--- BEGIN ---

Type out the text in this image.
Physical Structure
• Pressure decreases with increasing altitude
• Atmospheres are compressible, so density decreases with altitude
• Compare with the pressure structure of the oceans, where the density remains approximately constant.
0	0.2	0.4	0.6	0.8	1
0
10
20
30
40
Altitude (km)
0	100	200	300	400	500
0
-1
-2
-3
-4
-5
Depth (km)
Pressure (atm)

--- END ---

● DIRECTIONS
Repeat all of the entries exactly.

● ANSWER BELOW
Type out the text in this image.
Physical Structure
• Pressure decreases with increasing altitude
• Atmospheres are compressible, so density decreases with altitude
• Compare with the pressure structure of the oceans, where the density remains approximately constant.
0	0.2	0.4	0.6	0.8	1
0
10
20
30
40
Altitude (km)
0	100	200	300	400	500
0
-1
-2
-3
-4
-5
Depth (km)
Pressure (atm)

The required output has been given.